Text under study »
Authored by mclow.lists on Jun 7 2017, 12:16 PM.

Details

Reviewers
EricWF
wash
Summary

Like D33997, this implements the non-parallel versions of these algorithms

D33997 implemented reduce and transform_reduce, this adds inclusive_scan and transform_inclusive_scan.

There will be another patch that adds exclusive_scan and transform_exclusive_scan

Diff Detail

Event Timeline

mclow.lists created this revision.Jun 7 2017, 12:16 PM

Re-reading this, I may have implemented exclusive_scan instead of inclusive_scan here.

mclow.lists abandoned this revision.Jun 7 2017, 3:51 PM

I don't think that this is a correct implementation. Also, I need tests for when the result overwrites the source.
As they say .. I'll be back :-)

wash edited edge metadata.Jun 8 2017, 3:33 PM

Minor note: there's a mix of tabs and spaces in this diff.

wash added a comment.EditedJun 8 2017, 3:35 PM

So, the inclusive_scan overloads that do not take an init parameter should be equivalent to partial_sum for the non-parallel version.

Here's partial_sum:

template <class _InputIterator, class _OutputIterator, class _BinaryOperation>
inline _LIBCPP_INLINE_VISIBILITY
_OutputIterator
partial_sum(_InputIterator __first, _InputIterator __last, _OutputIterator __result,
            _BinaryOperation __binary_op)
{
    if (__first != __last)
    {
        typename iterator_traits<_InputIterator>::value_type __t(*__first);
        *__result = __t;
        for (++__first, (void) ++__result; __first != __last; ++__first, (void) ++__result)
        {
            __t = __binary_op(__t, *__first);
            *__result = __t;
        }
    }
    return __result;
}

And here's the inclusive_scan that should be equivalent to that partial_sum:

template <class _InputIterator, class _OutputIterator, class _BinaryOp>
inline _LIBCPP_INLINE_VISIBILITY
_OutputIterator
inclusive_scan(_InputIterator __first, _InputIterator __last, 
               _OutputIterator __result, _BinaryOp __b)

Input data »
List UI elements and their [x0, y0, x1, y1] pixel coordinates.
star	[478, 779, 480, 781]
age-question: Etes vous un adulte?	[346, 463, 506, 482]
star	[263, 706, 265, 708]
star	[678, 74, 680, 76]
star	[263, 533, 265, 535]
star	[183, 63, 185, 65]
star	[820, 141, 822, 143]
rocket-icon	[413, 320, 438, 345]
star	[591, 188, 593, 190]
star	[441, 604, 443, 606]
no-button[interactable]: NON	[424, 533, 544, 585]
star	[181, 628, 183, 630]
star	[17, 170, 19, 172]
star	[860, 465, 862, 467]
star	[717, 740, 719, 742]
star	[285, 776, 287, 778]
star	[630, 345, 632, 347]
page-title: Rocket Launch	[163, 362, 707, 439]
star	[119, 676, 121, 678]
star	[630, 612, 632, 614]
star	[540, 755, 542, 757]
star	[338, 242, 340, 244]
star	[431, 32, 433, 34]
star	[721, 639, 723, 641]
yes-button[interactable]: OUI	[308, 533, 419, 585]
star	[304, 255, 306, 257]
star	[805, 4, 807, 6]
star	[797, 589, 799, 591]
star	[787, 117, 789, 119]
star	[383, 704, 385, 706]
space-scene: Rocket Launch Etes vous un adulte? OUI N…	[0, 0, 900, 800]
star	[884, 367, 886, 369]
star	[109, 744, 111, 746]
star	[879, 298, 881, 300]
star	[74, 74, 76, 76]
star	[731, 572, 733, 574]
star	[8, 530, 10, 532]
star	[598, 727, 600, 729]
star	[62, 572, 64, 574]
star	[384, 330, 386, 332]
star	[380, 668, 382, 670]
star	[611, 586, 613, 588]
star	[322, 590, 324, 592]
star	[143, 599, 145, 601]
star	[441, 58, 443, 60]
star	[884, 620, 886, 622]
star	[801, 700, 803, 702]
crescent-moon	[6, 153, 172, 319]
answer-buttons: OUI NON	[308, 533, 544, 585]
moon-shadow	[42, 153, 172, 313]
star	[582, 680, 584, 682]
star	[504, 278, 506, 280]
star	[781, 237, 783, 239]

Exercise set »
A. In the inclusive_scan code review, which two algorithms did D33997 implement?
B. Continue the inclusive_scan code review from the point where the text stops.
The listing has no role here.

Answer set »
A. Reduce and transform_reduce.

B.
{
    if (__first != __last) {
        typename iterator_traits<_InputIterator>::value_type __init = *__first++;
        return inclusive_scan(__first, __last, __result, __b, __init);
     }
    
    return __result;
}

The inclusive_scan that it forwards to is:

template <class _InputIterator, class _OutputIterator, class _Tp, class _BinaryOp>
inline _LIBCPP_INLINE_VISIBILITY
_OutputIterator 
inclusive_scan(_InputIterator __first, _InputIterator __last, 
               _OutputIterator __result, _BinaryOp __b,  _Tp __init)
{
    *__result++ = __init;
    for (; __first != __last; ++__first) {
        __init = __b(__init, *__first);
        *__result++ = __init;
     }

    return __result;
}

Inlining it, we get:

template <class _InputIterator, class _OutputIterator, class _BinaryOp>
inline _LIBCPP_INLINE_VISIBILITY
_OutputIterator
inclusive_scan(_InputIterator __first, _InputIterator __last, 
               _OutputIterator __result, _BinaryOp __b)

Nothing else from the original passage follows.